--- start Task material ---

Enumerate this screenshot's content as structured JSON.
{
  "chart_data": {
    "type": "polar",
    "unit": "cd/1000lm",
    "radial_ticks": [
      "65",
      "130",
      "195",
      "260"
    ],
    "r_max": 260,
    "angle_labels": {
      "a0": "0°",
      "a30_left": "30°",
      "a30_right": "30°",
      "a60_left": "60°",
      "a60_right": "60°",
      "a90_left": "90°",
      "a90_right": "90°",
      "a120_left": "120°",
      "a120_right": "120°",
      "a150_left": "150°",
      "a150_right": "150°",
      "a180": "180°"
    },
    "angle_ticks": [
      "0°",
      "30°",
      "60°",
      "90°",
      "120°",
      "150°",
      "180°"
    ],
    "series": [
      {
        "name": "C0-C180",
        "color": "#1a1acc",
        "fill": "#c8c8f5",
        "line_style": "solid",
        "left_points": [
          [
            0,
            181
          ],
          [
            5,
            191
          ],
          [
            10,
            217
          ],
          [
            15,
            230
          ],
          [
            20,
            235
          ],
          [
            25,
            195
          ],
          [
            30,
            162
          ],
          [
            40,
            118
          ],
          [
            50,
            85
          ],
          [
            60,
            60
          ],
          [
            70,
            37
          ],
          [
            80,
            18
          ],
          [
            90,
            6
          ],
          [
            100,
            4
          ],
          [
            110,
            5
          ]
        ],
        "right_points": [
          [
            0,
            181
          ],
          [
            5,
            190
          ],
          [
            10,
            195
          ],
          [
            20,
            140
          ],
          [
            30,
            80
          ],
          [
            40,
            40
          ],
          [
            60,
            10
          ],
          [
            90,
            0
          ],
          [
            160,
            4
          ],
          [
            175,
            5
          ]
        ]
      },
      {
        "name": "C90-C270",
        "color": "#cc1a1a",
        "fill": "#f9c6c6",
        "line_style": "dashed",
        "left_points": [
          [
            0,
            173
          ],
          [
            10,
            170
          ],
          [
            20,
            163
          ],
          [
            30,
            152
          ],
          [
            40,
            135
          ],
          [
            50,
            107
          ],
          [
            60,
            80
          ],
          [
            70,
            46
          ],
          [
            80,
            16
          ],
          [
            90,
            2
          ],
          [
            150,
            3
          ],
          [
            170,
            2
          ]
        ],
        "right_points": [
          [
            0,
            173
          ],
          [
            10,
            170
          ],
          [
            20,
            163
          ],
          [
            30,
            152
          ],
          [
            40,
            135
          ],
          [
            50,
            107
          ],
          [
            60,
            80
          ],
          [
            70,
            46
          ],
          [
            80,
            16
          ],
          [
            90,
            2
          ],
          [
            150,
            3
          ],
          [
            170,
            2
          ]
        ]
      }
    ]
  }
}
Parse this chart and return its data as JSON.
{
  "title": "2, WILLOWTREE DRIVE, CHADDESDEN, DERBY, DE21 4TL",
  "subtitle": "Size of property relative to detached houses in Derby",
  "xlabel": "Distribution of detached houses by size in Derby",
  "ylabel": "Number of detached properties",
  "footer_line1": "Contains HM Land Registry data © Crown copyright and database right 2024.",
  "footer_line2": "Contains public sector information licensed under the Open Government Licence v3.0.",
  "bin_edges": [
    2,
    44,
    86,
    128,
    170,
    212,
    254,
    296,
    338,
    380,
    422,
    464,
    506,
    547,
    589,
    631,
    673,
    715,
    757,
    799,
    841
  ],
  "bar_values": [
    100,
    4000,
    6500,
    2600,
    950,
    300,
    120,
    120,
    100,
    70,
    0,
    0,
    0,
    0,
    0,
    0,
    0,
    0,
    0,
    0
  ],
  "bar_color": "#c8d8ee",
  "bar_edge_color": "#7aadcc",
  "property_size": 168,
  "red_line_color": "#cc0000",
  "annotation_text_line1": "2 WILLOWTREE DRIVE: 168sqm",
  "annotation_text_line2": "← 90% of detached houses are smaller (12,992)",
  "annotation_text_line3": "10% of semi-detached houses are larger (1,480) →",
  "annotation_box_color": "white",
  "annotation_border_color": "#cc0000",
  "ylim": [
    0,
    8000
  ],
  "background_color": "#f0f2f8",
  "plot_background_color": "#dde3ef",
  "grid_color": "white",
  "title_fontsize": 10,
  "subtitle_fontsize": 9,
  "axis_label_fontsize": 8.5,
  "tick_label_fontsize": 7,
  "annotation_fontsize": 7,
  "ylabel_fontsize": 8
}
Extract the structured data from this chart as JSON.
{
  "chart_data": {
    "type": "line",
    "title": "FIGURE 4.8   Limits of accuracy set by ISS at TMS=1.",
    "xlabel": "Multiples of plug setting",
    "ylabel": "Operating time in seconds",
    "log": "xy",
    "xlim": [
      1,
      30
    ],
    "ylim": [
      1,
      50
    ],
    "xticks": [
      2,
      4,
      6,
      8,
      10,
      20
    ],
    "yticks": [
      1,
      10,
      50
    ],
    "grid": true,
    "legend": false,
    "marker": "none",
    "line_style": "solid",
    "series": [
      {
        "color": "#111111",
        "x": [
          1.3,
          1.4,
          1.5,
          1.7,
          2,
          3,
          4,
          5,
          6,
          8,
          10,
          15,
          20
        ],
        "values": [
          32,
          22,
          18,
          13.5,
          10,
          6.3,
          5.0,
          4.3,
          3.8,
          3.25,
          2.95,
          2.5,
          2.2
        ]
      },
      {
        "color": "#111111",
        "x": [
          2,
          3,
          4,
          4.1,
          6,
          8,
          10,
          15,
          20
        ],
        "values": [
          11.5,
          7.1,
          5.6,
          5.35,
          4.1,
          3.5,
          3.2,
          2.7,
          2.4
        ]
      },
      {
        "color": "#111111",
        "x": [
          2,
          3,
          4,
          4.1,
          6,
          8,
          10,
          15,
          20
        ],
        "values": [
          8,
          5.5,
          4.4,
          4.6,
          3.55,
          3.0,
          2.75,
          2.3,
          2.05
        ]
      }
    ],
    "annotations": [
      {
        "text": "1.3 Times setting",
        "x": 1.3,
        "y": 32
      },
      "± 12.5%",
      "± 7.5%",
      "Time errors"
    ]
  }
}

--- end Task material ---

**What to produce:**
The records above need to be transcribed in full. Keep every character unchanged.

**Final result:**
Enumerate this screenshot's content as structured JSON.
{
  "chart_data": {
    "type": "polar",
    "unit": "cd/1000lm",
    "radial_ticks": [
      "65",
      "130",
      "195",
      "260"
    ],
    "r_max": 260,
    "angle_labels": {
      "a0": "0°",
      "a30_left": "30°",
      "a30_right": "30°",
      "a60_left": "60°",
      "a60_right": "60°",
      "a90_left": "90°",
      "a90_right": "90°",
      "a120_left": "120°",
      "a120_right": "120°",
      "a150_left": "150°",
      "a150_right": "150°",
      "a180": "180°"
    },
    "angle_ticks": [
      "0°",
      "30°",
      "60°",
      "90°",
      "120°",
      "150°",
      "180°"
    ],
    "series": [
      {
        "name": "C0-C180",
        "color": "#1a1acc",
        "fill": "#c8c8f5",
        "line_style": "solid",
        "left_points": [
          [
            0,
            181
          ],
          [
            5,
            191
          ],
          [
            10,
            217
          ],
          [
            15,
            230
          ],
          [
            20,
            235
          ],
          [
            25,
            195
          ],
          [
            30,
            162
          ],
          [
            40,
            118
          ],
          [
            50,
            85
          ],
          [
            60,
            60
          ],
          [
            70,
            37
          ],
          [
            80,
            18
          ],
          [
            90,
            6
          ],
          [
            100,
            4
          ],
          [
            110,
            5
          ]
        ],
        "right_points": [
          [
            0,
            181
          ],
          [
            5,
            190
          ],
          [
            10,
            195
          ],
          [
            20,
            140
          ],
          [
            30,
            80
          ],
          [
            40,
            40
          ],
          [
            60,
            10
          ],
          [
            90,
            0
          ],
          [
            160,
            4
          ],
          [
            175,
            5
          ]
        ]
      },
      {
        "name": "C90-C270",
        "color": "#cc1a1a",
        "fill": "#f9c6c6",
        "line_style": "dashed",
        "left_points": [
          [
            0,
            173
          ],
          [
            10,
            170
          ],
          [
            20,
            163
          ],
          [
            30,
            152
          ],
          [
            40,
            135
          ],
          [
            50,
            107
          ],
          [
            60,
            80
          ],
          [
            70,
            46
          ],
          [
            80,
            16
          ],
          [
            90,
            2
          ],
          [
            150,
            3
          ],
          [
            170,
            2
          ]
        ],
        "right_points": [
          [
            0,
            173
          ],
          [
            10,
            170
          ],
          [
            20,
            163
          ],
          [
            30,
            152
          ],
          [
            40,
            135
          ],
          [
            50,
            107
          ],
          [
            60,
            80
          ],
          [
            70,
            46
          ],
          [
            80,
            16
          ],
          [
            90,
            2
          ],
          [
            150,
            3
          ],
          [
            170,
            2
          ]
        ]
      }
    ]
  }
}
Parse this chart and return its data as JSON.
{
  "title": "2, WILLOWTREE DRIVE, CHADDESDEN, DERBY, DE21 4TL",
  "subtitle": "Size of property relative to detached houses in Derby",
  "xlabel": "Distribution of detached houses by size in Derby",
  "ylabel": "Number of detached properties",
  "footer_line1": "Contains HM Land Registry data © Crown copyright and database right 2024.",
  "footer_line2": "Contains public sector information licensed under the Open Government Licence v3.0.",
  "bin_edges": [
    2,
    44,
    86,
    128,
    170,
    212,
    254,
    296,
    338,
    380,
    422,
    464,
    506,
    547,
    589,
    631,
    673,
    715,
    757,
    799,
    841
  ],
  "bar_values": [
    100,
    4000,
    6500,
    2600,
    950,
    300,
    120,
    120,
    100,
    70,
    0,
    0,
    0,
    0,
    0,
    0,
    0,
    0,
    0,
    0
  ],
  "bar_color": "#c8d8ee",
  "bar_edge_color": "#7aadcc",
  "property_size": 168,
  "red_line_color": "#cc0000",
  "annotation_text_line1": "2 WILLOWTREE DRIVE: 168sqm",
  "annotation_text_line2": "← 90% of detached houses are smaller (12,992)",
  "annotation_text_line3": "10% of semi-detached houses are larger (1,480) →",
  "annotation_box_color": "white",
  "annotation_border_color": "#cc0000",
  "ylim": [
    0,
    8000
  ],
  "background_color": "#f0f2f8",
  "plot_background_color": "#dde3ef",
  "grid_color": "white",
  "title_fontsize": 10,
  "subtitle_fontsize": 9,
  "axis_label_fontsize": 8.5,
  "tick_label_fontsize": 7,
  "annotation_fontsize": 7,
  "ylabel_fontsize": 8
}
Extract the structured data from this chart as JSON.
{
  "chart_data": {
    "type": "line",
    "title": "FIGURE 4.8   Limits of accuracy set by ISS at TMS=1.",
    "xlabel": "Multiples of plug setting",
    "ylabel": "Operating time in seconds",
    "log": "xy",
    "xlim": [
      1,
      30
    ],
    "ylim": [
      1,
      50
    ],
    "xticks": [
      2,
      4,
      6,
      8,
      10,
      20
    ],
    "yticks": [
      1,
      10,
      50
    ],
    "grid": true,
    "legend": false,
    "marker": "none",
    "line_style": "solid",
    "series": [
      {
        "color": "#111111",
        "x": [
          1.3,
          1.4,
          1.5,
          1.7,
          2,
          3,
          4,
          5,
          6,
          8,
          10,
          15,
          20
        ],
        "values": [
          32,
          22,
          18,
          13.5,
          10,
          6.3,
          5.0,
          4.3,
          3.8,
          3.25,
          2.95,
          2.5,
          2.2
        ]
      },
      {
        "color": "#111111",
        "x": [
          2,
          3,
          4,
          4.1,
          6,
          8,
          10,
          15,
          20
        ],
        "values": [
          11.5,
          7.1,
          5.6,
          5.35,
          4.1,
          3.5,
          3.2,
          2.7,
          2.4
        ]
      },
      {
        "color": "#111111",
        "x": [
          2,
          3,
          4,
          4.1,
          6,
          8,
          10,
          15,
          20
        ],
        "values": [
          8,
          5.5,
          4.4,
          4.6,
          3.55,
          3.0,
          2.75,
          2.3,
          2.05
        ]
      }
    ],
    "annotations": [
      {
        "text": "1.3 Times setting",
        "x": 1.3,
        "y": 32
      },
      "± 12.5%",
      "± 7.5%",
      "Time errors"
    ]
  }
}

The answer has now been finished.